> Requirement: In the data, extract each line that holds the string "JSON".

Chart and figure data:
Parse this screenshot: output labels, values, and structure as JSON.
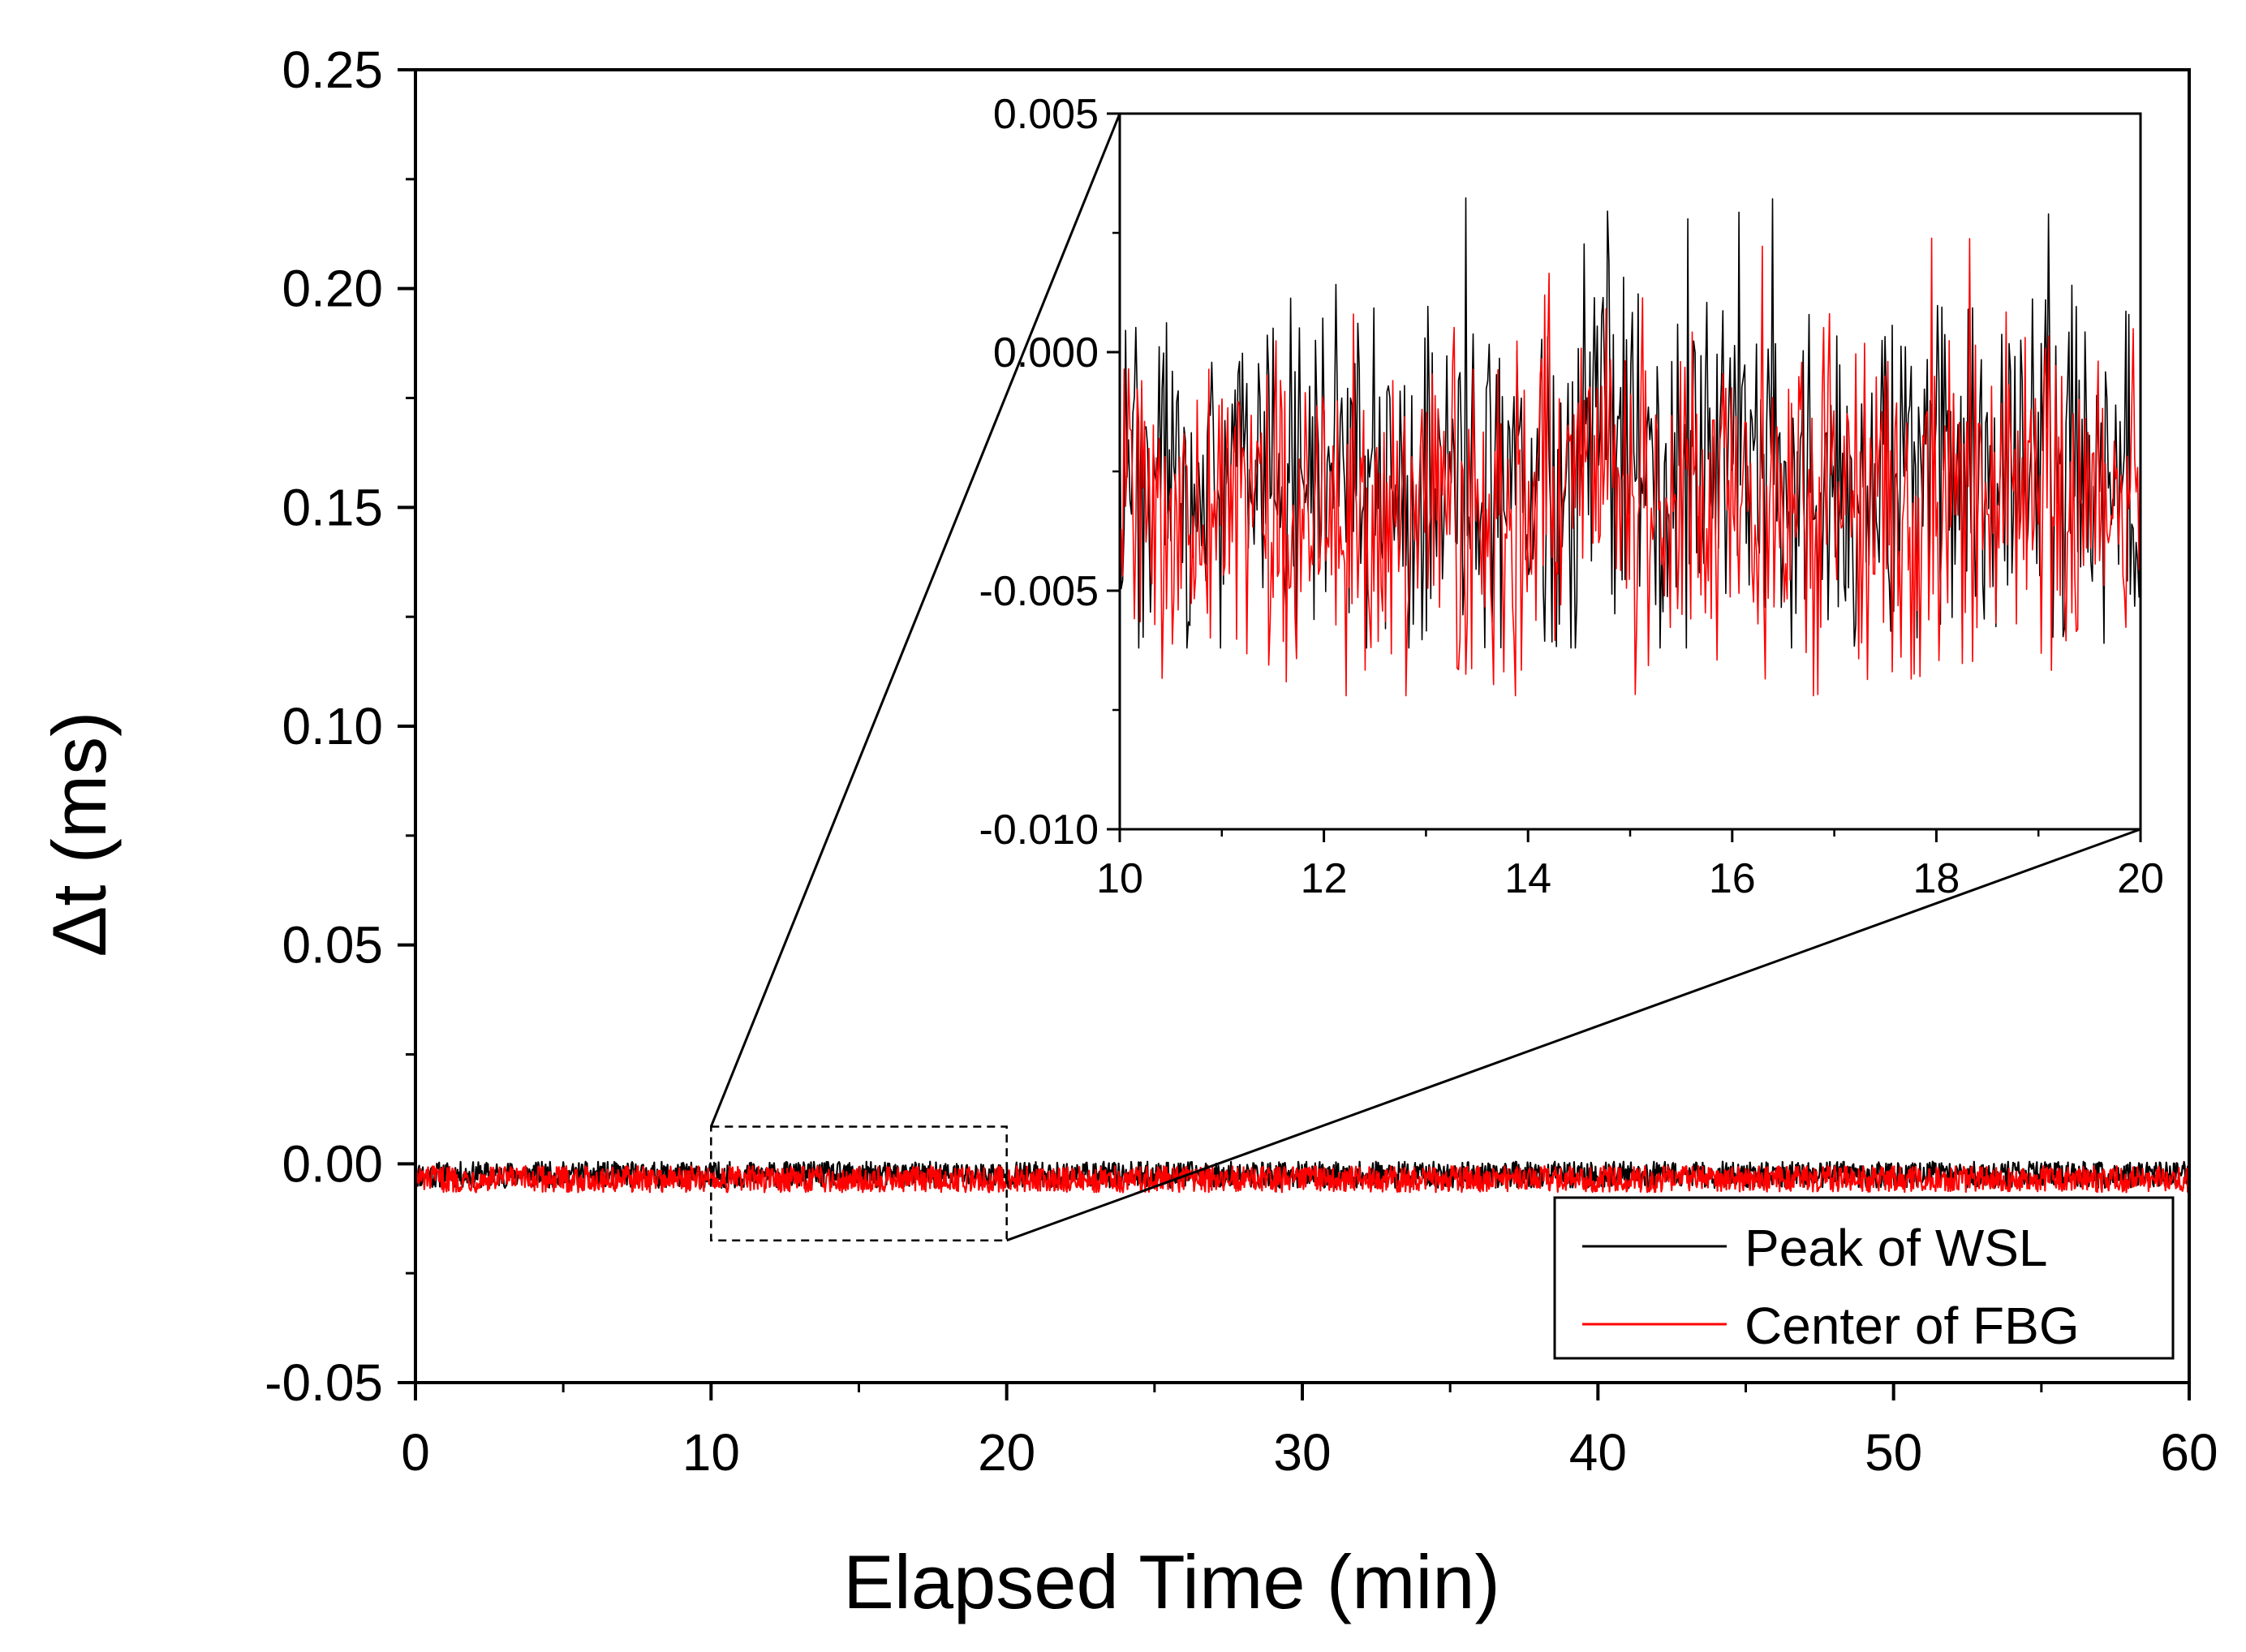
{
  "chart_data": [
    {
      "type": "line",
      "xlabel": "Elapsed Time (min)",
      "ylabel": "Δt (ms)",
      "xlim": [
        0,
        60
      ],
      "ylim": [
        -0.05,
        0.25
      ],
      "xticks": [
        "0",
        "10",
        "20",
        "30",
        "40",
        "50",
        "60"
      ],
      "yticks": [
        "-0.05",
        "0.00",
        "0.05",
        "0.10",
        "0.15",
        "0.20",
        "0.25"
      ],
      "grid": false,
      "legend_position": "bottom-right",
      "series": [
        {
          "name": "Peak of WSL",
          "color": "#000000",
          "mean": -0.0025,
          "amplitude": 0.003,
          "x": [
            0,
            60
          ]
        },
        {
          "name": "Center of FBG",
          "color": "#ff0000",
          "mean": -0.0035,
          "amplitude": 0.003,
          "x": [
            0,
            60
          ]
        }
      ],
      "annotations": [
        {
          "type": "zoom-box",
          "x_range": [
            10,
            20
          ],
          "y_range": [
            -0.0175,
            0.0085
          ]
        }
      ]
    },
    {
      "type": "line",
      "role": "inset",
      "xlim": [
        10,
        20
      ],
      "ylim": [
        -0.01,
        0.005
      ],
      "xticks": [
        "10",
        "12",
        "14",
        "16",
        "18",
        "20"
      ],
      "yticks": [
        "-0.010",
        "-0.005",
        "0.000",
        "0.005"
      ],
      "grid": false,
      "series": [
        {
          "name": "Peak of WSL",
          "color": "#000000",
          "mean": -0.0025,
          "range": [
            -0.0062,
            0.0034
          ],
          "x": [
            10,
            20
          ]
        },
        {
          "name": "Center of FBG",
          "color": "#ff0000",
          "mean": -0.0032,
          "range": [
            -0.0072,
            0.0024
          ],
          "x": [
            10,
            20
          ]
        }
      ]
    }
  ]
}
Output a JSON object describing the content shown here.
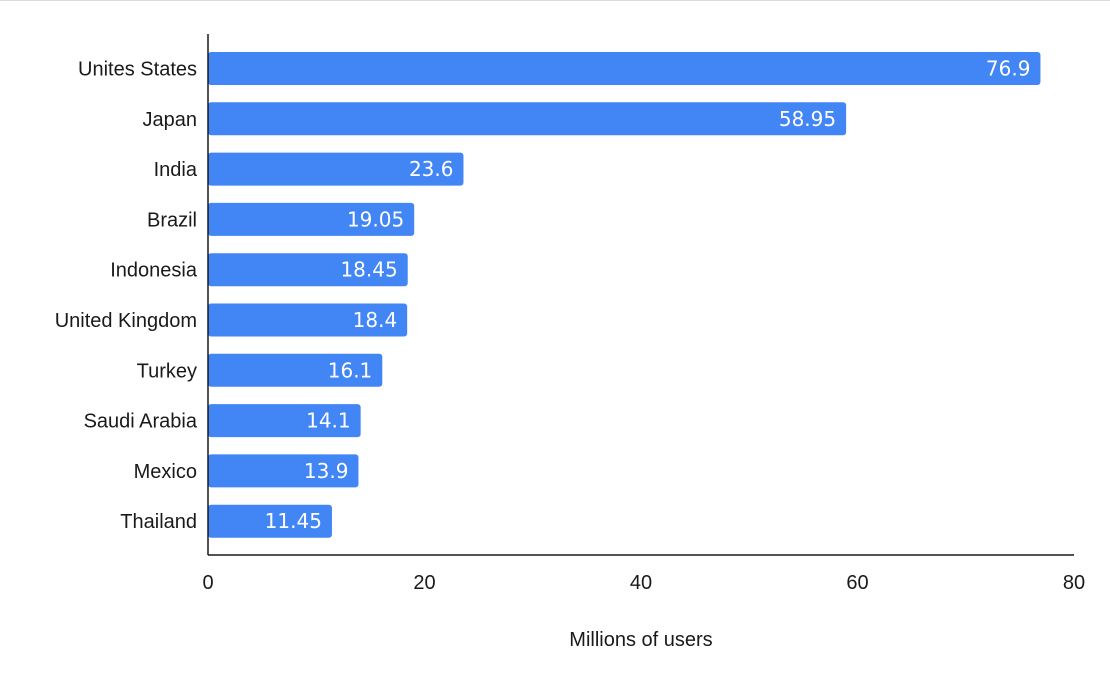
{
  "chart_data": {
    "type": "bar",
    "orientation": "horizontal",
    "categories": [
      "Unites States",
      "Japan",
      "India",
      "Brazil",
      "Indonesia",
      "United Kingdom",
      "Turkey",
      "Saudi Arabia",
      "Mexico",
      "Thailand"
    ],
    "values": [
      76.9,
      58.95,
      23.6,
      19.05,
      18.45,
      18.4,
      16.1,
      14.1,
      13.9,
      11.45
    ],
    "value_labels": [
      "76.9",
      "58.95",
      "23.6",
      "19.05",
      "18.45",
      "18.4",
      "16.1",
      "14.1",
      "13.9",
      "11.45"
    ],
    "title": "",
    "xlabel": "Millions of users",
    "ylabel": "",
    "xlim": [
      0,
      80
    ],
    "xticks": [
      0,
      20,
      40,
      60,
      80
    ],
    "grid": false,
    "legend": "none",
    "bar_color": "#4285f4"
  }
}
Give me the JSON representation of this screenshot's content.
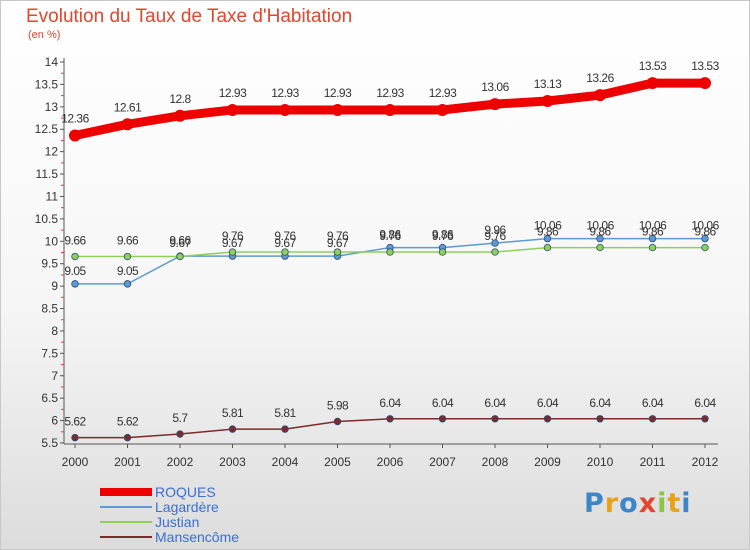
{
  "chart_data": {
    "type": "line",
    "title": "Evolution du Taux de Taxe d'Habitation",
    "subtitle": "(en %)",
    "xlabel": "",
    "ylabel": "",
    "x": [
      "2000",
      "2001",
      "2002",
      "2003",
      "2004",
      "2005",
      "2006",
      "2007",
      "2008",
      "2009",
      "2010",
      "2011",
      "2012"
    ],
    "y_ticks": [
      "5.5",
      "6",
      "6.5",
      "7",
      "7.5",
      "8",
      "8.5",
      "9",
      "9.5",
      "10",
      "10.5",
      "11",
      "11.5",
      "12",
      "12.5",
      "13",
      "13.5",
      "14"
    ],
    "ylim": [
      5.5,
      14
    ],
    "legend_position": "bottom-left",
    "series": [
      {
        "name": "ROQUES",
        "color": "#ee0000",
        "values": [
          12.36,
          12.61,
          12.8,
          12.93,
          12.93,
          12.93,
          12.93,
          12.93,
          13.06,
          13.13,
          13.26,
          13.53,
          13.53
        ],
        "labels": [
          "12.36",
          "12.61",
          "12.8",
          "12.93",
          "12.93",
          "12.93",
          "12.93",
          "12.93",
          "13.06",
          "13.13",
          "13.26",
          "13.53",
          "13.53"
        ]
      },
      {
        "name": "Lagardère",
        "color": "#5e9ad1",
        "values": [
          9.05,
          9.05,
          9.67,
          9.67,
          9.67,
          9.67,
          9.86,
          9.86,
          9.96,
          10.06,
          10.06,
          10.06,
          10.06
        ],
        "labels": [
          "9.05",
          "9.05",
          "9.67",
          "9.67",
          "9.67",
          "9.67",
          "9.86",
          "9.86",
          "9.96",
          "10.06",
          "10.06",
          "10.06",
          "10.06"
        ]
      },
      {
        "name": "Justian",
        "color": "#8fd05a",
        "values": [
          9.66,
          9.66,
          9.66,
          9.76,
          9.76,
          9.76,
          9.76,
          9.76,
          9.76,
          9.86,
          9.86,
          9.86,
          9.86
        ],
        "labels": [
          "9.66",
          "9.66",
          "9.66",
          "9.76",
          "9.76",
          "9.76",
          "9.76",
          "9.76",
          "9.76",
          "9.86",
          "9.86",
          "9.86",
          "9.86"
        ]
      },
      {
        "name": "Mansencôme",
        "color": "#7a2b2b",
        "values": [
          5.62,
          5.62,
          5.7,
          5.81,
          5.81,
          5.98,
          6.04,
          6.04,
          6.04,
          6.04,
          6.04,
          6.04,
          6.04
        ],
        "labels": [
          "5.62",
          "5.62",
          "5.7",
          "5.81",
          "5.81",
          "5.98",
          "6.04",
          "6.04",
          "6.04",
          "6.04",
          "6.04",
          "6.04",
          "6.04"
        ]
      }
    ]
  },
  "brand": {
    "letters": [
      {
        "ch": "P",
        "color": "#3b86c8"
      },
      {
        "ch": "r",
        "color": "#e8a21a"
      },
      {
        "ch": "o",
        "color": "#3b86c8"
      },
      {
        "ch": "x",
        "color": "#e3452d"
      },
      {
        "ch": "i",
        "color": "#8cc63f"
      },
      {
        "ch": "t",
        "color": "#e8a21a"
      },
      {
        "ch": "i",
        "color": "#3b86c8"
      }
    ]
  }
}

> Solution to the exercise:
Parse this screenshot: output labels, values, and structure as JSON.
Output a JSON object describing the content shown here.
Give me the JSON representation of this screenshot's content.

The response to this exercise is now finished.